Figure content listings
________________________

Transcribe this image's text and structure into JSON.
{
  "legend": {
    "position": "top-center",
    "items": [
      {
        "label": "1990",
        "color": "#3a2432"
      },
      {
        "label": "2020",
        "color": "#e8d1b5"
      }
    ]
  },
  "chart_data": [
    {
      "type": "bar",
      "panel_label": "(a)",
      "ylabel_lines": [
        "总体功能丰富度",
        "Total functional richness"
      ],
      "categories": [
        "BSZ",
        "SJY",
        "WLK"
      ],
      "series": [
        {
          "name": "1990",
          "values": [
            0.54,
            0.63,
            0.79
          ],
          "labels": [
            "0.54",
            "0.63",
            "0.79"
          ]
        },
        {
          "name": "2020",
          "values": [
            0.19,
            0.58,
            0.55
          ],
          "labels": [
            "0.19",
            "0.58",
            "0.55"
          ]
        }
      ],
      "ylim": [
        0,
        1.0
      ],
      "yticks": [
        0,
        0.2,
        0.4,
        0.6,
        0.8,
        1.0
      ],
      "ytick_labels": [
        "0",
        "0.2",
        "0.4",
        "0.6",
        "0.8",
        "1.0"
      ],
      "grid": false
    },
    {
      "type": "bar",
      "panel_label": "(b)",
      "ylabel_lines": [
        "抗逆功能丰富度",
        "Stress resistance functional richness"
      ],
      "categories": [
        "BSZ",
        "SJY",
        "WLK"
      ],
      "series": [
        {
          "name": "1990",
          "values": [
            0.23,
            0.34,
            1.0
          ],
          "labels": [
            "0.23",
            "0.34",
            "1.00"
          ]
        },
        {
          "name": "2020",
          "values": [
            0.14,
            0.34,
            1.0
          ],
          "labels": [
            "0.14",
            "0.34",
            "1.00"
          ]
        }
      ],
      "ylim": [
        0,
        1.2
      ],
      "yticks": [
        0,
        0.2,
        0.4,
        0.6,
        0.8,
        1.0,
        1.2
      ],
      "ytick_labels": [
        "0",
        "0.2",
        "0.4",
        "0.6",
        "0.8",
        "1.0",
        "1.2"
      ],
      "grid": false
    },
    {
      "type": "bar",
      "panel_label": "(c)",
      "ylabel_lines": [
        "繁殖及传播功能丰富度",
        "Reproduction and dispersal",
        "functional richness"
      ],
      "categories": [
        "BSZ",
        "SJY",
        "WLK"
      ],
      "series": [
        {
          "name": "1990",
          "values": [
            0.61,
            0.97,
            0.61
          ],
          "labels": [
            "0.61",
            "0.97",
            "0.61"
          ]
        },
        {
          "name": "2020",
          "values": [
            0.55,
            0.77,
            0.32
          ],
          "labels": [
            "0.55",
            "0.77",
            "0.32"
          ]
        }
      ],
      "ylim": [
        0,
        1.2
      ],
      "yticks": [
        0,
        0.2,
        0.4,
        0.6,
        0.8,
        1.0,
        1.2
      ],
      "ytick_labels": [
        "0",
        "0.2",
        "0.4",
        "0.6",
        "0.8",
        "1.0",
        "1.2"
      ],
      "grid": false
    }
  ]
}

________________________

[Goal of the exercise]
Nothing should be left out: return all of the records exactly.

[Solution for this problem]
Transcribe this image's text and structure into JSON.
{
  "legend": {
    "position": "top-center",
    "items": [
      {
        "label": "1990",
        "color": "#3a2432"
      },
      {
        "label": "2020",
        "color": "#e8d1b5"
      }
    ]
  },
  "chart_data": [
    {
      "type": "bar",
      "panel_label": "(a)",
      "ylabel_lines": [
        "总体功能丰富度",
        "Total functional richness"
      ],
      "categories": [
        "BSZ",
        "SJY",
        "WLK"
      ],
      "series": [
        {
          "name": "1990",
          "values": [
            0.54,
            0.63,
            0.79
          ],
          "labels": [
            "0.54",
            "0.63",
            "0.79"
          ]
        },
        {
          "name": "2020",
          "values": [
            0.19,
            0.58,
            0.55
          ],
          "labels": [
            "0.19",
            "0.58",
            "0.55"
          ]
        }
      ],
      "ylim": [
        0,
        1.0
      ],
      "yticks": [
        0,
        0.2,
        0.4,
        0.6,
        0.8,
        1.0
      ],
      "ytick_labels": [
        "0",
        "0.2",
        "0.4",
        "0.6",
        "0.8",
        "1.0"
      ],
      "grid": false
    },
    {
      "type": "bar",
      "panel_label": "(b)",
      "ylabel_lines": [
        "抗逆功能丰富度",
        "Stress resistance functional richness"
      ],
      "categories": [
        "BSZ",
        "SJY",
        "WLK"
      ],
      "series": [
        {
          "name": "1990",
          "values": [
            0.23,
            0.34,
            1.0
          ],
          "labels": [
            "0.23",
            "0.34",
            "1.00"
          ]
        },
        {
          "name": "2020",
          "values": [
            0.14,
            0.34,
            1.0
          ],
          "labels": [
            "0.14",
            "0.34",
            "1.00"
          ]
        }
      ],
      "ylim": [
        0,
        1.2
      ],
      "yticks": [
        0,
        0.2,
        0.4,
        0.6,
        0.8,
        1.0,
        1.2
      ],
      "ytick_labels": [
        "0",
        "0.2",
        "0.4",
        "0.6",
        "0.8",
        "1.0",
        "1.2"
      ],
      "grid": false
    },
    {
      "type": "bar",
      "panel_label": "(c)",
      "ylabel_lines": [
        "繁殖及传播功能丰富度",
        "Reproduction and dispersal",
        "functional richness"
      ],
      "categories": [
        "BSZ",
        "SJY",
        "WLK"
      ],
      "series": [
        {
          "name": "1990",
          "values": [
            0.61,
            0.97,
            0.61
          ],
          "labels": [
            "0.61",
            "0.97",
            "0.61"
          ]
        },
        {
          "name": "2020",
          "values": [
            0.55,
            0.77,
            0.32
          ],
          "labels": [
            "0.55",
            "0.77",
            "0.32"
          ]
        }
      ],
      "ylim": [
        0,
        1.2
      ],
      "yticks": [
        0,
        0.2,
        0.4,
        0.6,
        0.8,
        1.0,
        1.2
      ],
      "ytick_labels": [
        "0",
        "0.2",
        "0.4",
        "0.6",
        "0.8",
        "1.0",
        "1.2"
      ],
      "grid": false
    }
  ]
}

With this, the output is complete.